* [MATERIAL SHOWN]:

** START **

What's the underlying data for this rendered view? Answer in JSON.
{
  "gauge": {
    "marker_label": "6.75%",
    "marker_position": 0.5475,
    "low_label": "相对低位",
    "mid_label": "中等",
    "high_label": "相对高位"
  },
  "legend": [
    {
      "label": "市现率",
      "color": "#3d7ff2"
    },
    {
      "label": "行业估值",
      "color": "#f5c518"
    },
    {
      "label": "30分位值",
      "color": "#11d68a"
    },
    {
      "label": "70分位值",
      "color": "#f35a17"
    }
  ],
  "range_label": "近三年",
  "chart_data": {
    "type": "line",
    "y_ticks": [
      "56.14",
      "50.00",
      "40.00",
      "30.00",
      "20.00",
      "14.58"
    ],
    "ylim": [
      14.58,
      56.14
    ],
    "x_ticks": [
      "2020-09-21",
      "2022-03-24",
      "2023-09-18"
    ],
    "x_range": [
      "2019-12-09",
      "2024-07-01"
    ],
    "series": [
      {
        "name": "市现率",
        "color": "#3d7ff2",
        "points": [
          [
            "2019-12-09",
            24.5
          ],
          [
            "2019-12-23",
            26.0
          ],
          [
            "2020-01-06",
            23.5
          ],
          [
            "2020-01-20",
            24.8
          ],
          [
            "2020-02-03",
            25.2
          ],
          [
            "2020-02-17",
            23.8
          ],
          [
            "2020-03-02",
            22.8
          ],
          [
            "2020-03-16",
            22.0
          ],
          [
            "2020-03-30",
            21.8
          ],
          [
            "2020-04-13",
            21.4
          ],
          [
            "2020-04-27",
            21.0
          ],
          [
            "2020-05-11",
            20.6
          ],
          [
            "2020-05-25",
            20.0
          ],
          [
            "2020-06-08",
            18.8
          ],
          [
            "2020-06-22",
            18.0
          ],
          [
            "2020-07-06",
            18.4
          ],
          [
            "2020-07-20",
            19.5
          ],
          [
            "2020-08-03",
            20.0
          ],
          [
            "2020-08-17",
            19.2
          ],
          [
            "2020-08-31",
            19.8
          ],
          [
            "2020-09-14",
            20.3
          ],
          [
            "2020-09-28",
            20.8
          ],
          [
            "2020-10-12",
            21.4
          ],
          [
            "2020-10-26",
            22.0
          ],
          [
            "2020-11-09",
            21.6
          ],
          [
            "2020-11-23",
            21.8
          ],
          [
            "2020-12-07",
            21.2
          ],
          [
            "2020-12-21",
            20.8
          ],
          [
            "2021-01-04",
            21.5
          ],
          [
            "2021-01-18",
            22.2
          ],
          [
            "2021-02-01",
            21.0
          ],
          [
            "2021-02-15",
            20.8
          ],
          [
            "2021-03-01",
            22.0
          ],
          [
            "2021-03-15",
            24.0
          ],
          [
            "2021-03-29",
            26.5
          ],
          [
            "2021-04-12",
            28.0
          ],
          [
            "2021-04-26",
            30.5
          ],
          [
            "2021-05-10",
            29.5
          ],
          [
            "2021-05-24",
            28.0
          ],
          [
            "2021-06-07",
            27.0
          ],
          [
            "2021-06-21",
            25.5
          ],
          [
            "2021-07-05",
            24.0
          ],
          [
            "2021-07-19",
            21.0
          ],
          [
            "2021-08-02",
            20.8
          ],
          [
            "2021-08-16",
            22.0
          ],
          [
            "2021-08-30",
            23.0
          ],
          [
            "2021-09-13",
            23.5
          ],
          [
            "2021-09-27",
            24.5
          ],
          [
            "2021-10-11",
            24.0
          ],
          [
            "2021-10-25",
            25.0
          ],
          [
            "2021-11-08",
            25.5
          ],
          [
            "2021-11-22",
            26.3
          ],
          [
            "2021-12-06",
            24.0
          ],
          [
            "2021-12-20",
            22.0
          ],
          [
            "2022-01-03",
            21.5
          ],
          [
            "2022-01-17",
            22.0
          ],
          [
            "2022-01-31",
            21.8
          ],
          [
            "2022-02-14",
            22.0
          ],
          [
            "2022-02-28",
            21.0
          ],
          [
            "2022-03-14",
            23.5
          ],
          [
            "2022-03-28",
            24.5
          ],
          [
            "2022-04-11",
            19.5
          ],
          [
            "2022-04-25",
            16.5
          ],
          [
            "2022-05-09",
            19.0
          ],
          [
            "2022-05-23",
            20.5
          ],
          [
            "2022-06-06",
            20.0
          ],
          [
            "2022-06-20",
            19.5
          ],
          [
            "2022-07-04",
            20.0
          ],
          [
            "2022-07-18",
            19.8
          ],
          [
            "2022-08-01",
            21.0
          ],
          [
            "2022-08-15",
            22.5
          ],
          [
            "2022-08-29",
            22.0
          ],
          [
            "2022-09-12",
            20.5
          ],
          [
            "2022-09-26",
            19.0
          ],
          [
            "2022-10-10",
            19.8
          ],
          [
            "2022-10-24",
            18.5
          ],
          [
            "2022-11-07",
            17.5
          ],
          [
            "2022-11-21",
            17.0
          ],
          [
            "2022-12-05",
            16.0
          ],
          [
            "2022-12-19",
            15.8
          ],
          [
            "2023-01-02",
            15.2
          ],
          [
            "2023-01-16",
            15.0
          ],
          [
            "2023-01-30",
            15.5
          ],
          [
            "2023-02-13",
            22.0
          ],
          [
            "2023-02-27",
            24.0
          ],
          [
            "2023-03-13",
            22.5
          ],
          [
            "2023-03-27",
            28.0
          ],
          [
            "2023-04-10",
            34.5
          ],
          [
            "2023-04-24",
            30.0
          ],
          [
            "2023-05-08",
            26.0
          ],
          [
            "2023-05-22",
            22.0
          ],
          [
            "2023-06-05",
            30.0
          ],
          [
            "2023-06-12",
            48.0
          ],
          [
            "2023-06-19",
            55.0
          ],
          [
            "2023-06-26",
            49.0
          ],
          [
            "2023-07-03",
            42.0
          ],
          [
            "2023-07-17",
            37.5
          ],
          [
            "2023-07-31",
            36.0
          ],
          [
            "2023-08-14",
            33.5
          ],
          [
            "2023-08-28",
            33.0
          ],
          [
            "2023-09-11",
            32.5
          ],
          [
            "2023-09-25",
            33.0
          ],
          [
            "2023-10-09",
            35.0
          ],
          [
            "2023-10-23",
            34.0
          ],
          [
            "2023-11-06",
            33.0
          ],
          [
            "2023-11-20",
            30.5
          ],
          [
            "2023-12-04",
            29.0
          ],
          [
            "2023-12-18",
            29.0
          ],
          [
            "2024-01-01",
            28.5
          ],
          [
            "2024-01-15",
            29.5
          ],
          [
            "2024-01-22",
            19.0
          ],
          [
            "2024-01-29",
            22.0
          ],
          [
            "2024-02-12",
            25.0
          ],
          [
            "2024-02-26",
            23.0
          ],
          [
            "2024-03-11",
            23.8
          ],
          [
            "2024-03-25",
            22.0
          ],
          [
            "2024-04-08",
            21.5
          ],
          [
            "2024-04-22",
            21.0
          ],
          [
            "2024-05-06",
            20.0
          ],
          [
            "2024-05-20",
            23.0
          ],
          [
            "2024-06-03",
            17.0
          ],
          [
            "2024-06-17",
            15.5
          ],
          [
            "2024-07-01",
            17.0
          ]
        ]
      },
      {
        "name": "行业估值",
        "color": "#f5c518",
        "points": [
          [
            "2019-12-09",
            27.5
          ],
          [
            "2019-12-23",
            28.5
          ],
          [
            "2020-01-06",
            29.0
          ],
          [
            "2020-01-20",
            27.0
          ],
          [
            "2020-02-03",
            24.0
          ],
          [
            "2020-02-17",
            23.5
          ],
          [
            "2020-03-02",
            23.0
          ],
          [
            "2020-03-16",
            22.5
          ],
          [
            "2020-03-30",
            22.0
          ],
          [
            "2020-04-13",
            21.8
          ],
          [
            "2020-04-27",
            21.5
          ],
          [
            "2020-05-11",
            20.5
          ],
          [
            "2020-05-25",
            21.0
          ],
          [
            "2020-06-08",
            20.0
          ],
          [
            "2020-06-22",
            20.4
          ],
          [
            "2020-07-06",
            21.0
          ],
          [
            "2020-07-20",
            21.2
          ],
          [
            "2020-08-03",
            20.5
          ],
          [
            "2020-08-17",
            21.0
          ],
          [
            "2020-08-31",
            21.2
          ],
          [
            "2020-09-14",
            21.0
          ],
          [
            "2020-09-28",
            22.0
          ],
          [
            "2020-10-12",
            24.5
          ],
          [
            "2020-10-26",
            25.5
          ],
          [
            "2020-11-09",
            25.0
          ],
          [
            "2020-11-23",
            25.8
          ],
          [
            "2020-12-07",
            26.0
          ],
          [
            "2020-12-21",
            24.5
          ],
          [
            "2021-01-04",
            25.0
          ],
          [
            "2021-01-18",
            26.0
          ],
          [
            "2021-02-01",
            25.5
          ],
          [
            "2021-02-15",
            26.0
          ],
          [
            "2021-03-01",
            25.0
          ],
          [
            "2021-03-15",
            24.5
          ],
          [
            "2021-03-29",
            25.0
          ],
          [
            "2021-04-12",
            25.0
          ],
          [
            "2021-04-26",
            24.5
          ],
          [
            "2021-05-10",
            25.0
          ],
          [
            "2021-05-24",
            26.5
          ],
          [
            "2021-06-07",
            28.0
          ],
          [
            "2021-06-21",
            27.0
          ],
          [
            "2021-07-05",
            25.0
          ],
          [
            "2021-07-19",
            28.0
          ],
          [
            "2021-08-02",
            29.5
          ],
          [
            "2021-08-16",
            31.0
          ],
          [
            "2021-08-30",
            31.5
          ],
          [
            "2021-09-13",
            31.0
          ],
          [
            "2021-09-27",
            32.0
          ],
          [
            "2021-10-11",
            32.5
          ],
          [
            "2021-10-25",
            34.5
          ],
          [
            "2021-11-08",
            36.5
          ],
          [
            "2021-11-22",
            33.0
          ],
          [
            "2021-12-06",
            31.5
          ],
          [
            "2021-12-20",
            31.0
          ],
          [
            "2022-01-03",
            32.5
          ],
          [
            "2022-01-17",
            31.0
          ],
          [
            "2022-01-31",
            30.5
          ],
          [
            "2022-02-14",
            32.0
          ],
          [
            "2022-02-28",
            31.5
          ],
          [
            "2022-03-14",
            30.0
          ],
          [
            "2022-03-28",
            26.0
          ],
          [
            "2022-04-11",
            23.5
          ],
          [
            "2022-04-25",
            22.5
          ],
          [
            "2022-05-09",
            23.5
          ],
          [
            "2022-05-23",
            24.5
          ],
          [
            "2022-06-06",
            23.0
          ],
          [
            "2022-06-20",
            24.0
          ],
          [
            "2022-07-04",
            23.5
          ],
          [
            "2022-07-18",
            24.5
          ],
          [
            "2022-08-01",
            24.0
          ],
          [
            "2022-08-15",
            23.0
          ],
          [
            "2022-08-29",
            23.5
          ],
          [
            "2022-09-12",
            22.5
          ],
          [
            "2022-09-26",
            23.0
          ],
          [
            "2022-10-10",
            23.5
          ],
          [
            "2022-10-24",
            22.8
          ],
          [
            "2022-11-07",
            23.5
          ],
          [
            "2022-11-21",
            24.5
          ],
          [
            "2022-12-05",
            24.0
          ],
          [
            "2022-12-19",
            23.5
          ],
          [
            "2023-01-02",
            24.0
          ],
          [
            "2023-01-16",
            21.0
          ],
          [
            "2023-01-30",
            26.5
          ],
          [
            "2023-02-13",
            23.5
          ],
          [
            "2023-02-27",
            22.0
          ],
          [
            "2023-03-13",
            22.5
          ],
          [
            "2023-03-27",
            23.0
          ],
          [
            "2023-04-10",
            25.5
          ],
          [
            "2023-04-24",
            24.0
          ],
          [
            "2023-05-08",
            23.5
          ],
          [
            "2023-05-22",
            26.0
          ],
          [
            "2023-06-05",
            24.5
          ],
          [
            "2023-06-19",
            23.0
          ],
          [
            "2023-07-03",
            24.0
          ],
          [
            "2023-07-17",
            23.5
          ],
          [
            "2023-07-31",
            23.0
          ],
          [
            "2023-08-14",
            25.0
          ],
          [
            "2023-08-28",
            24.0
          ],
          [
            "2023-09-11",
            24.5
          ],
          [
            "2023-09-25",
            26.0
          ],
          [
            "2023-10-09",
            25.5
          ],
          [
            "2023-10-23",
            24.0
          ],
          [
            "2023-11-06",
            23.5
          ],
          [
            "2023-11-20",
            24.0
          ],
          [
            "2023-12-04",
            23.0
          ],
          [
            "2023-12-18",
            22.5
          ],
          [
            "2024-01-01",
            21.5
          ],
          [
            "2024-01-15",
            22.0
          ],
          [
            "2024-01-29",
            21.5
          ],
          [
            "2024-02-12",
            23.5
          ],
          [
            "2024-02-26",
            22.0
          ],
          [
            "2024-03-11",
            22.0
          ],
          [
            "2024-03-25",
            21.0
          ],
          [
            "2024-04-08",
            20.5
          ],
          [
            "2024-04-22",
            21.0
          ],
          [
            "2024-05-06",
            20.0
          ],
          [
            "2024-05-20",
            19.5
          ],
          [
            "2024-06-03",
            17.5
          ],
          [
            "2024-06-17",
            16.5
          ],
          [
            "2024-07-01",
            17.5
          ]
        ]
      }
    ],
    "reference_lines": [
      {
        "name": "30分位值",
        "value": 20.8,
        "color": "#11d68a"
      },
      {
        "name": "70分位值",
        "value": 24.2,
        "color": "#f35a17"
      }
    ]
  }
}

** END **

* [WORK REQUIRED]: Whenever "name" turns up in a line, pick that line out.

* [ANSWER IN FULL]:
        "name": "市现率",
        "name": "行业估值",
        "name": "30分位值",
        "name": "70分位值",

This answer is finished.